- _Exercise directions_: The records that follow must be reproduced in full, exactly as written.

[Data records]
'''
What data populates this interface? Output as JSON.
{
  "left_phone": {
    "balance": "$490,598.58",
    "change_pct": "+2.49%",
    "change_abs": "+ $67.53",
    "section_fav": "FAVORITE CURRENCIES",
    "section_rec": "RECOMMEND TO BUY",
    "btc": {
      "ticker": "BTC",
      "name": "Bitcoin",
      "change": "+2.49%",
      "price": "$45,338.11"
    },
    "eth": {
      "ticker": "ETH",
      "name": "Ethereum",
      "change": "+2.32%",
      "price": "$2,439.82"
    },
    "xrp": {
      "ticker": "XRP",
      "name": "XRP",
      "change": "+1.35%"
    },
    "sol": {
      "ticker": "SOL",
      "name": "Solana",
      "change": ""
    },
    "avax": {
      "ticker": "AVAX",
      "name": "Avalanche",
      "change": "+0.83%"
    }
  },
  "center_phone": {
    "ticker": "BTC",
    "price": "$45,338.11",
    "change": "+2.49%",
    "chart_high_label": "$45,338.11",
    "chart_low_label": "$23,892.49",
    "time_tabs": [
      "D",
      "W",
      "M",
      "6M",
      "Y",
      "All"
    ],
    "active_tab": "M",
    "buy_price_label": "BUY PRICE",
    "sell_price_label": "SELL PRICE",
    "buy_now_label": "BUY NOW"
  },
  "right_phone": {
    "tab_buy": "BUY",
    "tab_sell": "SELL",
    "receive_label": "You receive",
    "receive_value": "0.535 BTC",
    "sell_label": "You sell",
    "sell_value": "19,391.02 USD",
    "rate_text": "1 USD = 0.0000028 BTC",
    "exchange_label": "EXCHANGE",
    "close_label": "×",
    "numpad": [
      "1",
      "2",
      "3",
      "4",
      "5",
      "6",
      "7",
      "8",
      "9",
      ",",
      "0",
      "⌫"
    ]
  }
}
'''
- _Response to this task_:
What data populates this interface? Output as JSON.
{
  "left_phone": {
    "balance": "$490,598.58",
    "change_pct": "+2.49%",
    "change_abs": "+ $67.53",
    "section_fav": "FAVORITE CURRENCIES",
    "section_rec": "RECOMMEND TO BUY",
    "btc": {
      "ticker": "BTC",
      "name": "Bitcoin",
      "change": "+2.49%",
      "price": "$45,338.11"
    },
    "eth": {
      "ticker": "ETH",
      "name": "Ethereum",
      "change": "+2.32%",
      "price": "$2,439.82"
    },
    "xrp": {
      "ticker": "XRP",
      "name": "XRP",
      "change": "+1.35%"
    },
    "sol": {
      "ticker": "SOL",
      "name": "Solana",
      "change": ""
    },
    "avax": {
      "ticker": "AVAX",
      "name": "Avalanche",
      "change": "+0.83%"
    }
  },
  "center_phone": {
    "ticker": "BTC",
    "price": "$45,338.11",
    "change": "+2.49%",
    "chart_high_label": "$45,338.11",
    "chart_low_label": "$23,892.49",
    "time_tabs": [
      "D",
      "W",
      "M",
      "6M",
      "Y",
      "All"
    ],
    "active_tab": "M",
    "buy_price_label": "BUY PRICE",
    "sell_price_label": "SELL PRICE",
    "buy_now_label": "BUY NOW"
  },
  "right_phone": {
    "tab_buy": "BUY",
    "tab_sell": "SELL",
    "receive_label": "You receive",
    "receive_value": "0.535 BTC",
    "sell_label": "You sell",
    "sell_value": "19,391.02 USD",
    "rate_text": "1 USD = 0.0000028 BTC",
    "exchange_label": "EXCHANGE",
    "close_label": "×",
    "numpad": [
      "1",
      "2",
      "3",
      "4",
      "5",
      "6",
      "7",
      "8",
      "9",
      ",",
      "0",
      "⌫"
    ]
  }
}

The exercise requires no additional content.